┌──
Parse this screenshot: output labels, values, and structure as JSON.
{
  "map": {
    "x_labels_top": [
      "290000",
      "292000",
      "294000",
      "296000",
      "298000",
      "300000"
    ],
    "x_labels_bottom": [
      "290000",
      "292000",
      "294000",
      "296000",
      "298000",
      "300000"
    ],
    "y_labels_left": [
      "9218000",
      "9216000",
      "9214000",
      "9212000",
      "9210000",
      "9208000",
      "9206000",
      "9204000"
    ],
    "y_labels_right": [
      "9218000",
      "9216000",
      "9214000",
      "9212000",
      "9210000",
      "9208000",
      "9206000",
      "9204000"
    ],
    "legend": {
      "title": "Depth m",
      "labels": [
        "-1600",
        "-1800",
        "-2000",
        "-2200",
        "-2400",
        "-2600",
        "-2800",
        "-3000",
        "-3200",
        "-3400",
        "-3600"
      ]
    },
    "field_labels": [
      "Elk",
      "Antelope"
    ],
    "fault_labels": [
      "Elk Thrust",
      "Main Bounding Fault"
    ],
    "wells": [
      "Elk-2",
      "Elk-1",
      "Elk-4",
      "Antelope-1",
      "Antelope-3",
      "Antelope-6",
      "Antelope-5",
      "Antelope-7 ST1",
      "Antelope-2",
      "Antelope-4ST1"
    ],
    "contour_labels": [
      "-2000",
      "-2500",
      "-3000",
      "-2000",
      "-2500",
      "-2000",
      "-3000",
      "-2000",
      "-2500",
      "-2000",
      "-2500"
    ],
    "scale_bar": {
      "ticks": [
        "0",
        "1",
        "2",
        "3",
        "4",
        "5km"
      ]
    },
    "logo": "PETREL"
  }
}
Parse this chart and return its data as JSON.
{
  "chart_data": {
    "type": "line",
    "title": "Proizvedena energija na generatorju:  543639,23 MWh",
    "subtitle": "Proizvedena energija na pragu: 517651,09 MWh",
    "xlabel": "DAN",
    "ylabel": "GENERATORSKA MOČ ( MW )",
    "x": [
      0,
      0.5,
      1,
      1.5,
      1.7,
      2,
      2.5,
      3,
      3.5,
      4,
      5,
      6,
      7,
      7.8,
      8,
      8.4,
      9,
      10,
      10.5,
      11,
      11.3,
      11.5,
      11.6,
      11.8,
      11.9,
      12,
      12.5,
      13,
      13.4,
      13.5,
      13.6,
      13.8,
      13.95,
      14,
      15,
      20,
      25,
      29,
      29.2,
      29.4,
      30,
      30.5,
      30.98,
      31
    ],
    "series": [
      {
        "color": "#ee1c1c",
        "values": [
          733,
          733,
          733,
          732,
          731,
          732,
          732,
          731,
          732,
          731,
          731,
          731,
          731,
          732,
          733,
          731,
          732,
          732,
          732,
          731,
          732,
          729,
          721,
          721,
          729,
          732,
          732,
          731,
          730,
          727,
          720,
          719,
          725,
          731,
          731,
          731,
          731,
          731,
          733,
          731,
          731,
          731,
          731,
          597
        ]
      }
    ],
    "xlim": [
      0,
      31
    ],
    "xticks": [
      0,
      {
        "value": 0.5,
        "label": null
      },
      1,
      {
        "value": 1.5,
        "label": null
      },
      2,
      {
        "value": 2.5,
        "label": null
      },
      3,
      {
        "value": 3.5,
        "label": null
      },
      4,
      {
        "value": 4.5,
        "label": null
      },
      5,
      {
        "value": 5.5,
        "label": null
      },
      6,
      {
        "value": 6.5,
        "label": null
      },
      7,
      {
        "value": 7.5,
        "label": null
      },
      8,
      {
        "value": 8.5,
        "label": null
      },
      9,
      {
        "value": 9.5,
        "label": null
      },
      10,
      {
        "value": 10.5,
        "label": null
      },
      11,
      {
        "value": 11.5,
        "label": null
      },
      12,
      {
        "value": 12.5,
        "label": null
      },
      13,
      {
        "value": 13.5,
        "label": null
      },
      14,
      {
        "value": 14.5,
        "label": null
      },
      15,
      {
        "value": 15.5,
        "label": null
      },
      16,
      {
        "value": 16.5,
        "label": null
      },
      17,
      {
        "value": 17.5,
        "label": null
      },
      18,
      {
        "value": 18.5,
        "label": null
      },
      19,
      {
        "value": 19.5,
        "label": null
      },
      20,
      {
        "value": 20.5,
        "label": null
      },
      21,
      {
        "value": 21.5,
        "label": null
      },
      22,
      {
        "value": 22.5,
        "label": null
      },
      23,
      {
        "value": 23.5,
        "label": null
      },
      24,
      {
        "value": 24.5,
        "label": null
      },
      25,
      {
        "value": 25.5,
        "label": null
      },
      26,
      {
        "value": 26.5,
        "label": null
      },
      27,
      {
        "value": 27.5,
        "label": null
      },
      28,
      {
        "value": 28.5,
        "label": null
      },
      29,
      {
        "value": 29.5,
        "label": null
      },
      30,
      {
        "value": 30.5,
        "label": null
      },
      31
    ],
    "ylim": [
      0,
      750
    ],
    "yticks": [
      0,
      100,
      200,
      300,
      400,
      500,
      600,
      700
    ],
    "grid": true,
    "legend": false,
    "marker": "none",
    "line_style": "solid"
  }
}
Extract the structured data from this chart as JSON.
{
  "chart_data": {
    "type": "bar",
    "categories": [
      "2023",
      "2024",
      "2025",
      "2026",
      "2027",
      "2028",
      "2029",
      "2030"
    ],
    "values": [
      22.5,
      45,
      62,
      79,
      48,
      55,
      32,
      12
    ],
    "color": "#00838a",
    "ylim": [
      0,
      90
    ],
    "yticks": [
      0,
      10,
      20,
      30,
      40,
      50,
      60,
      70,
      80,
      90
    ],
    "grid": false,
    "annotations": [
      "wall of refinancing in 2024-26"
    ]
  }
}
└──
Filter the listing above by the word "Parse"; copy each line that passes.

▶ [Answer to the problem]
Parse this screenshot: output labels, values, and structure as JSON.
Parse this chart and return its data as JSON.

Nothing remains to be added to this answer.